### Extracted records
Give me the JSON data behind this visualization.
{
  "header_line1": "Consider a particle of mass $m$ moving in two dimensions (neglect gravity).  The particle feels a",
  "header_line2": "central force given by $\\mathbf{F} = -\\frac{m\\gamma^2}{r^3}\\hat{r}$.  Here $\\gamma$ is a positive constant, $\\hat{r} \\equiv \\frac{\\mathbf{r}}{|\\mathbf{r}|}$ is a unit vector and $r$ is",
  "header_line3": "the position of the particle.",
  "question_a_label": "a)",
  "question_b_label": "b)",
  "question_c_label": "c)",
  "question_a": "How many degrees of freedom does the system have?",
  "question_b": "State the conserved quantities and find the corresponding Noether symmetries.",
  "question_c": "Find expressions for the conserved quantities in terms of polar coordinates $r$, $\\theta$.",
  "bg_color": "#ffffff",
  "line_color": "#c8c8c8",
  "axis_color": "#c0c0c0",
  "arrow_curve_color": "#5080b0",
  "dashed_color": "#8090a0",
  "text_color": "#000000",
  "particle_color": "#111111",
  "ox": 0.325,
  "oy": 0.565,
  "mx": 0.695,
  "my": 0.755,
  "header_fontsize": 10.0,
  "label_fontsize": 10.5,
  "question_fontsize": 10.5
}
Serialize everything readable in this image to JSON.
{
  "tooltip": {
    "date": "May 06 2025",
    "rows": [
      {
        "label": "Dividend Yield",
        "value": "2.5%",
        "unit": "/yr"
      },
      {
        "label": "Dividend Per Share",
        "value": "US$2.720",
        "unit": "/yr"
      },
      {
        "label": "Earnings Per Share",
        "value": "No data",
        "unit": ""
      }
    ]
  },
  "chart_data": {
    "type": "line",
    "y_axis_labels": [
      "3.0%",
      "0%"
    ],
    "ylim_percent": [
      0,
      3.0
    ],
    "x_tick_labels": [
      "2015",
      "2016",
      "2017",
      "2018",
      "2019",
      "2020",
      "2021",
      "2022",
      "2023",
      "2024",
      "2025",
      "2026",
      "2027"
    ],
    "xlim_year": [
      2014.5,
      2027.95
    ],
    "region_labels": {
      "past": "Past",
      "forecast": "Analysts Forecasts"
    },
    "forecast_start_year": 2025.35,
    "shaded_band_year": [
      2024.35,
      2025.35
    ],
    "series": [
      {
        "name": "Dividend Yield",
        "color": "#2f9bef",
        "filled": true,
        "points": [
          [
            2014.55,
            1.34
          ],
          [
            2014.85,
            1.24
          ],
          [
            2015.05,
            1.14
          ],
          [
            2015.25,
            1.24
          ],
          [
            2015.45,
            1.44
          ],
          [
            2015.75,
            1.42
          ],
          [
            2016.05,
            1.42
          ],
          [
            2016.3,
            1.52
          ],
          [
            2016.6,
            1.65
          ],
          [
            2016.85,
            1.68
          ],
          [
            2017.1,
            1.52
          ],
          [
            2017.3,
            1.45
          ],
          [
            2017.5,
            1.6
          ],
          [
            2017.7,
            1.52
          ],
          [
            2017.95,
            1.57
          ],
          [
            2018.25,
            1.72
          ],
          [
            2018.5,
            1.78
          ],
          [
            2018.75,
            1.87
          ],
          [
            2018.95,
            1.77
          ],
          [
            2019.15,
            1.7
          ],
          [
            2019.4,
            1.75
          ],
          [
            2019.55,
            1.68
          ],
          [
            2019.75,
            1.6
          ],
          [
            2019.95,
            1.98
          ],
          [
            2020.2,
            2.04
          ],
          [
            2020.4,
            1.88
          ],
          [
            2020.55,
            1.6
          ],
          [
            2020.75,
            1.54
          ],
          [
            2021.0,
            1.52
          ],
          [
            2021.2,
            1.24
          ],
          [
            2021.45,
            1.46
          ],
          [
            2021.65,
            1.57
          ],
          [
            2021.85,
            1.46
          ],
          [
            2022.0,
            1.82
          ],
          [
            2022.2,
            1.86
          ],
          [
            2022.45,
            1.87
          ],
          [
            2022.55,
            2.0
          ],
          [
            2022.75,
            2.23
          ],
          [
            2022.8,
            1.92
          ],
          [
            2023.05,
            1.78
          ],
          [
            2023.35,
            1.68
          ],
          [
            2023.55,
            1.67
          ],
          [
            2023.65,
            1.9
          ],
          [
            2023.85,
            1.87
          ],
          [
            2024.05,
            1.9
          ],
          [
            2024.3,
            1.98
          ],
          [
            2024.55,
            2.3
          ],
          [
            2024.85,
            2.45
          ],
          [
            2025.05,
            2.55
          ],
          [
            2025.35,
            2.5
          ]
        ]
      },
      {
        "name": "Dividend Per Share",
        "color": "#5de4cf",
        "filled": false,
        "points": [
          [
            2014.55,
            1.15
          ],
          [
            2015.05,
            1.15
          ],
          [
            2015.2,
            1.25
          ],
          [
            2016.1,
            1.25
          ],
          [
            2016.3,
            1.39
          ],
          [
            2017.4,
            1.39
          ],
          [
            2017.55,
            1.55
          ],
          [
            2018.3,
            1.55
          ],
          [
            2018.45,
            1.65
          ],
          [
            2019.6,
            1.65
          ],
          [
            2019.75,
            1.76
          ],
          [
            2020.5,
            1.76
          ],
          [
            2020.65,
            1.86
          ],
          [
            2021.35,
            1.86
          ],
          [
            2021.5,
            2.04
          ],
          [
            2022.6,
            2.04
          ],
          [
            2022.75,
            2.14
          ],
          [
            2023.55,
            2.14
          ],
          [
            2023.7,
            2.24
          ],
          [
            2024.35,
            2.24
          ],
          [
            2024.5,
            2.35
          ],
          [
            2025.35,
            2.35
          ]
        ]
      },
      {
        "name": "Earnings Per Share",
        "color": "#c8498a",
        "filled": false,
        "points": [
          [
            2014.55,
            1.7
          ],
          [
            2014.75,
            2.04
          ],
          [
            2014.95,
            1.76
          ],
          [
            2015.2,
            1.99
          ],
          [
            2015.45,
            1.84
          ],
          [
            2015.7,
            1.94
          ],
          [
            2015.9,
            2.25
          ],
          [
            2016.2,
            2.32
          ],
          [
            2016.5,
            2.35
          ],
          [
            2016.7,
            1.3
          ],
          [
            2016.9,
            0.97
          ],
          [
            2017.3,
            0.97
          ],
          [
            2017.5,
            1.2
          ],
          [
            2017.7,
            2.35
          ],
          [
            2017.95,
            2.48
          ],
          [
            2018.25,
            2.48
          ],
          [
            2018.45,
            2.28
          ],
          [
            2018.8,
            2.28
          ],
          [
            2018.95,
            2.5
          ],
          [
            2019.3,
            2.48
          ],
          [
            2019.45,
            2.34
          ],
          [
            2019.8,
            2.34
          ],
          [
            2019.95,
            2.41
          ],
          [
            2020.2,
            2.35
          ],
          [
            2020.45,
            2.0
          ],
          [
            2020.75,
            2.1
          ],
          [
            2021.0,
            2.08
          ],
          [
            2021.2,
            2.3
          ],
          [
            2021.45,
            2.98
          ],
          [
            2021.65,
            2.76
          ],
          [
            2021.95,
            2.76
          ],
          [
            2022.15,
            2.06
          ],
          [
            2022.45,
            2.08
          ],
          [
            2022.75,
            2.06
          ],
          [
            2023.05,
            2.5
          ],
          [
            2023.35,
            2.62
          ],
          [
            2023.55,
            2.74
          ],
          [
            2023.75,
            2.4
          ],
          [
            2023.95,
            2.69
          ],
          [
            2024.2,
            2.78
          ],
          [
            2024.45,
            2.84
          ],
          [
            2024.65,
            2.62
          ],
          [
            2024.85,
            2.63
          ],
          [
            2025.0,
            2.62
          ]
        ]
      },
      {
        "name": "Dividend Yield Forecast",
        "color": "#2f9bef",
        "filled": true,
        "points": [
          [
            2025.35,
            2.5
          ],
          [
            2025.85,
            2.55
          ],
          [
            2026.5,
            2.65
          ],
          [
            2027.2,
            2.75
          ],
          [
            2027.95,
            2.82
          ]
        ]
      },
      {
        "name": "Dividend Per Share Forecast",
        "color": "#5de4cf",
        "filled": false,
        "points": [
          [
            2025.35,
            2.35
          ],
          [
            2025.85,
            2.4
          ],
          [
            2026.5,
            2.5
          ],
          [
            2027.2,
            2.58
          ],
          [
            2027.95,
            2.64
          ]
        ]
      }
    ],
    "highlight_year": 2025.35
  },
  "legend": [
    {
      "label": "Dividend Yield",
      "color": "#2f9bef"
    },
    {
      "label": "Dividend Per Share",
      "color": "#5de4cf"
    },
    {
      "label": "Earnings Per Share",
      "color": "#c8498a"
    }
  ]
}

### Task to carry out
Copy all lines of the listing above that contain the string "Yield".

### Result below
        "label": "Dividend Yield",
        "name": "Dividend Yield",
        "name": "Dividend Yield Forecast",
      "label": "Dividend Yield",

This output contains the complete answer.